## THE TASK
Quote the records that follow in full and exactly; leave out the pictures.

## EXTRACTED RECORDS
<<<<

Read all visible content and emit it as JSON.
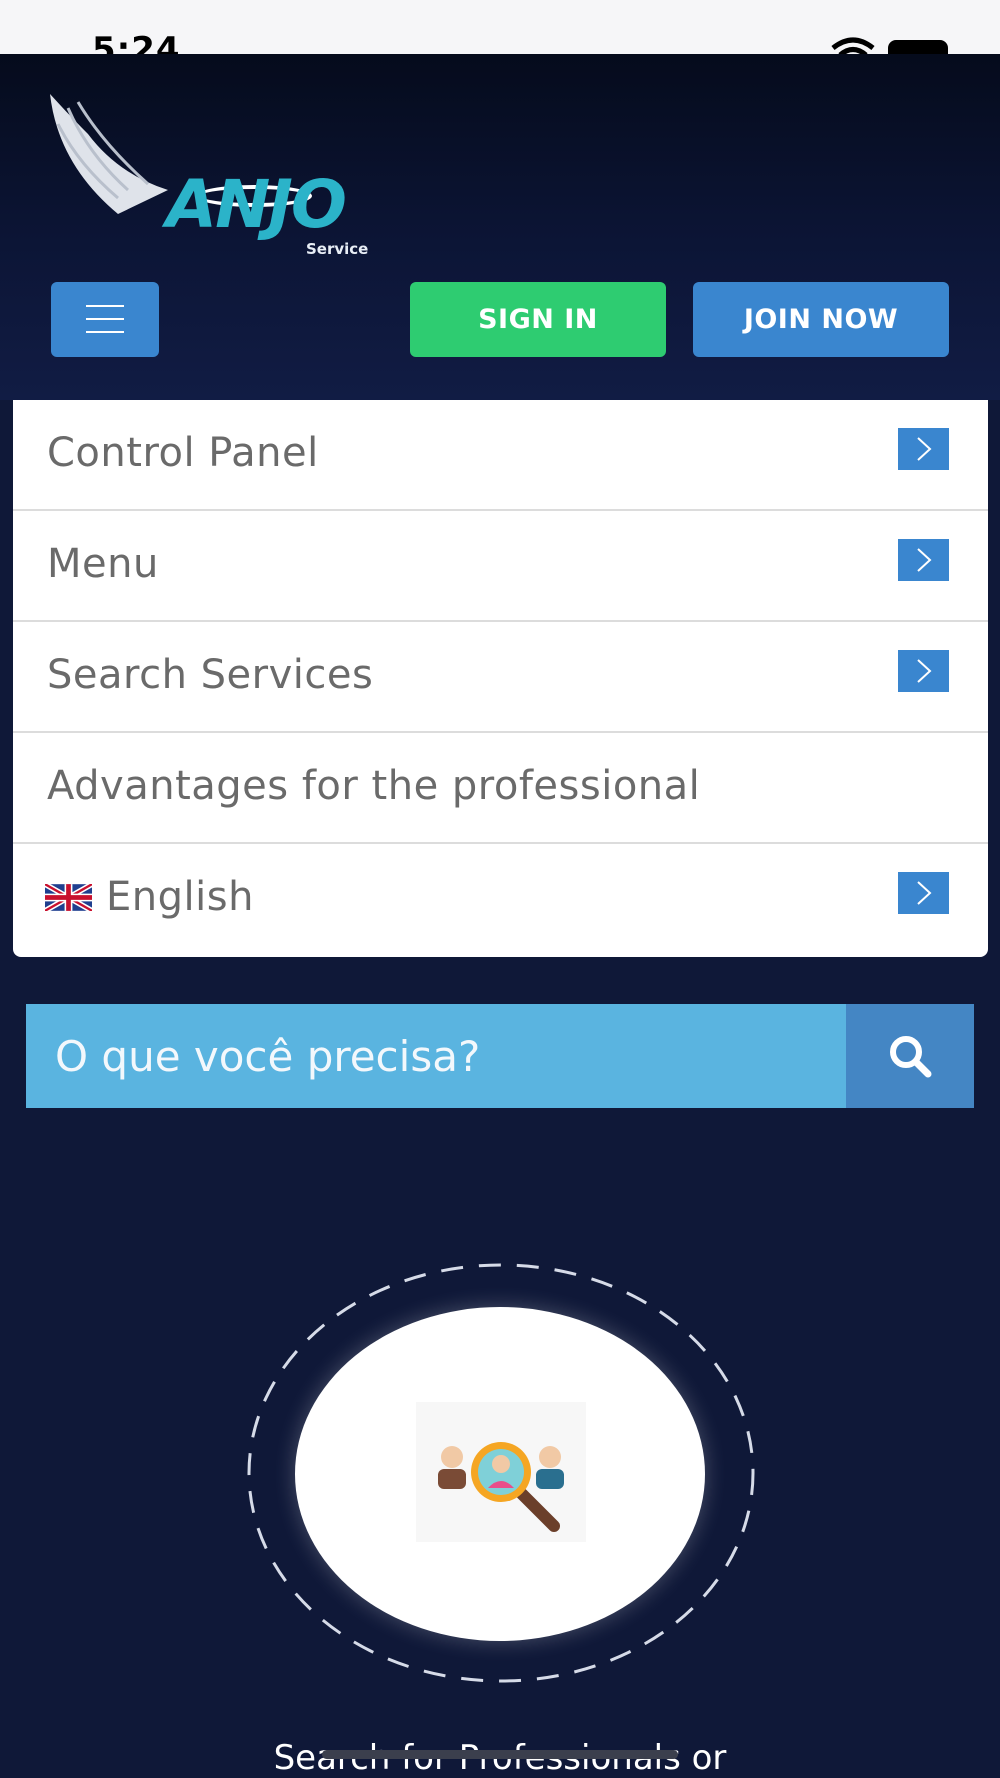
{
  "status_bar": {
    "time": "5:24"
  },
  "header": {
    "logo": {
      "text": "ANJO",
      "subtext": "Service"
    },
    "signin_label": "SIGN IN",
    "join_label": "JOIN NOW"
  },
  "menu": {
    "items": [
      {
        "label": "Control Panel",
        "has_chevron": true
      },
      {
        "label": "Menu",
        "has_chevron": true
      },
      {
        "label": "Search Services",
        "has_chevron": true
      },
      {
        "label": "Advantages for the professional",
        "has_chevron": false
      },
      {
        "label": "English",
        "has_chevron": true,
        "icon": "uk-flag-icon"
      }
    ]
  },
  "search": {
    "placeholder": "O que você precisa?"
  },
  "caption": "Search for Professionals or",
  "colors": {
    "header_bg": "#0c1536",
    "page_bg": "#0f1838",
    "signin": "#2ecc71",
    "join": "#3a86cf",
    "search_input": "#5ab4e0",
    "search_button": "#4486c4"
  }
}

>>>>

## RESULT FOR THIS TASK
Read all visible content and emit it as JSON.
{
  "status_bar": {
    "time": "5:24"
  },
  "header": {
    "logo": {
      "text": "ANJO",
      "subtext": "Service"
    },
    "signin_label": "SIGN IN",
    "join_label": "JOIN NOW"
  },
  "menu": {
    "items": [
      {
        "label": "Control Panel",
        "has_chevron": true
      },
      {
        "label": "Menu",
        "has_chevron": true
      },
      {
        "label": "Search Services",
        "has_chevron": true
      },
      {
        "label": "Advantages for the professional",
        "has_chevron": false
      },
      {
        "label": "English",
        "has_chevron": true,
        "icon": "uk-flag-icon"
      }
    ]
  },
  "search": {
    "placeholder": "O que você precisa?"
  },
  "caption": "Search for Professionals or",
  "colors": {
    "header_bg": "#0c1536",
    "page_bg": "#0f1838",
    "signin": "#2ecc71",
    "join": "#3a86cf",
    "search_input": "#5ab4e0",
    "search_button": "#4486c4"
  }
}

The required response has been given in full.